Set task 1: Repeat word for word the part of the passage on DEI training that opens with the words containing "David's answer was" and closes with "work remains intact.".
Set task 2: In the passage on DEI training, what must be shown to prove a hostile work environment?

Extract:

════════════════

These aren’t legal concerns. They’re signals of something else. 


At the same time, public reporting shows the same pattern at scale. Major companies are reducing or rebranding diversity, equity, and inclusion efforts, not because the law has changed, but because the political environment around this work has.


So I went looking for clarity


I reached out to David Glasgow, the Executive Director of the Meltzer Center for Diversity, Inclusion, and Belonging and co-author of How Equality Wins (link).

I asked a straightforward set of questions:

   • How do organizations continue supporting people in addressing real interpersonal harm without putting themselves in legal jeopardy?  

   • Are courts actually targeting training about bias, stereotypes, and microaggressions? 

   • What makes training defensible versus risky?


David's answer was direct: "DEI training initiatives on topics like bias are very legally safe. The lawsuits challenging DEI programs have been among the weakest anti-DEI lawsuits.”

He explained the legal standard: proving hostile work environment requires showing "severe or pervasive climate of harassment or abuse.” Simply asking employees to participate in training about bias does not meet that threshold unless the content is extreme or denigrating toward a particular group.


First Amendment arguments, often raised in public debate, generally don’t apply to private employers and are limited even in public sector contexts. In other words, the legal foundation for this work remains intact.


So why are organizations pulling back?


Glasgow described two patterns. Some organizations misunderstand the law and overcorrect out of caution. Others understand the law but are making decisions based on anticipated backlash. As he put it, the pullback is often driven more by political considerations than legal ones.


That distinction matters. Because, from my perspective, what’s happening right now is not a legal shift. It’s a behavioral one. Organizations are responding to pressure, not requirements. They are adjusting to a political environment where addressing bias is more likely to attract scrutiny than ignoring it. And in that environment, removing training can feel safer than continuing it.


But that choice has consequences 

Workplace bias is not just a matter of interpersonal discomfort. Decades of research show that bias shapes hiring decisions, performance evaluations, discipline, and advancement. It influences who is heard, who is trusted, and who is given opportunity.

════════════════

Material shown:

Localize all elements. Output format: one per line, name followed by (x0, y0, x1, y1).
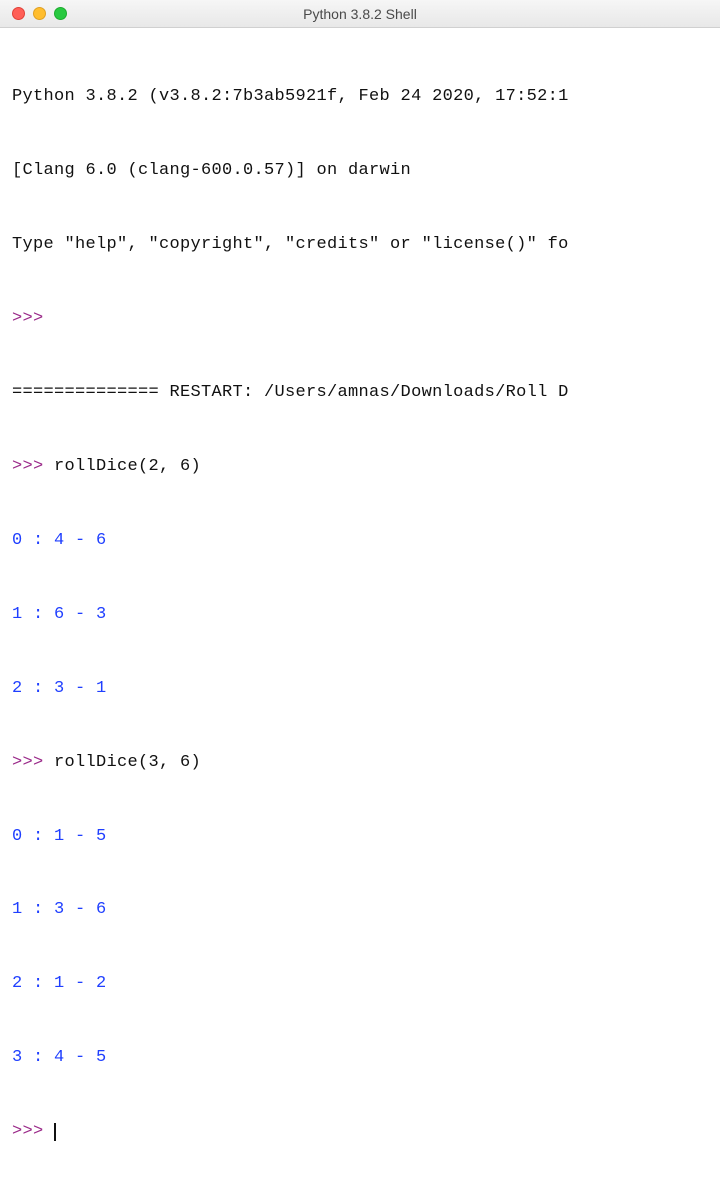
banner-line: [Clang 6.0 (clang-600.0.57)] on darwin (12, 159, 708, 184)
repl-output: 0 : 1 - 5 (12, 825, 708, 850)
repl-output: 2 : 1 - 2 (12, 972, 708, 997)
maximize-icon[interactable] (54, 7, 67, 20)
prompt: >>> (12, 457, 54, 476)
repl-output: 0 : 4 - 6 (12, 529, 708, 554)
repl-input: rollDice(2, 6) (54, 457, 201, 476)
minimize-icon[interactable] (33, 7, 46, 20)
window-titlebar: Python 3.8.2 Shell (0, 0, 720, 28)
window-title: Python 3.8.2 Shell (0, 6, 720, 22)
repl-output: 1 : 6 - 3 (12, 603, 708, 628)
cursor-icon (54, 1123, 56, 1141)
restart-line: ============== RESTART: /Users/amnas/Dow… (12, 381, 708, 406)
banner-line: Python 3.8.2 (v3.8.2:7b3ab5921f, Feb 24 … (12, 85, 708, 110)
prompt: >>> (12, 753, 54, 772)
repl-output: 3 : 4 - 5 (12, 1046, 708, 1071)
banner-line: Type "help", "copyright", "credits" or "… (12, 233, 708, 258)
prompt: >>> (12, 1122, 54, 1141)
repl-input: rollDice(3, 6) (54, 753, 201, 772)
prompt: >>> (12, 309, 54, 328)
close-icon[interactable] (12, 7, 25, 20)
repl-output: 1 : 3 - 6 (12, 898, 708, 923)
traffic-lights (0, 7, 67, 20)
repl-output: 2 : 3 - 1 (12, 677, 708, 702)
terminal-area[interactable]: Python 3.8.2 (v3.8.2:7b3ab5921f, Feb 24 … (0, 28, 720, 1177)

════════════════

Full solution 1:
David's answer was direct: "DEI training initiatives on topics like bias are very legally safe. The lawsuits challenging DEI programs have been among the weakest anti-DEI lawsuits.”

He explained the legal standard: proving hostile work environment requires showing "severe or pervasive climate of harassment or abuse.” Simply asking employees to participate in training about bias does not meet that threshold unless the content is extreme or denigrating toward a particular group.


First Amendment arguments, often raised in public debate, generally don’t apply to private employers and are limited even in public sector contexts. In other words, the legal foundation for this work remains intact.

Full solution 2: A "severe or pervasive climate of harassment or abuse."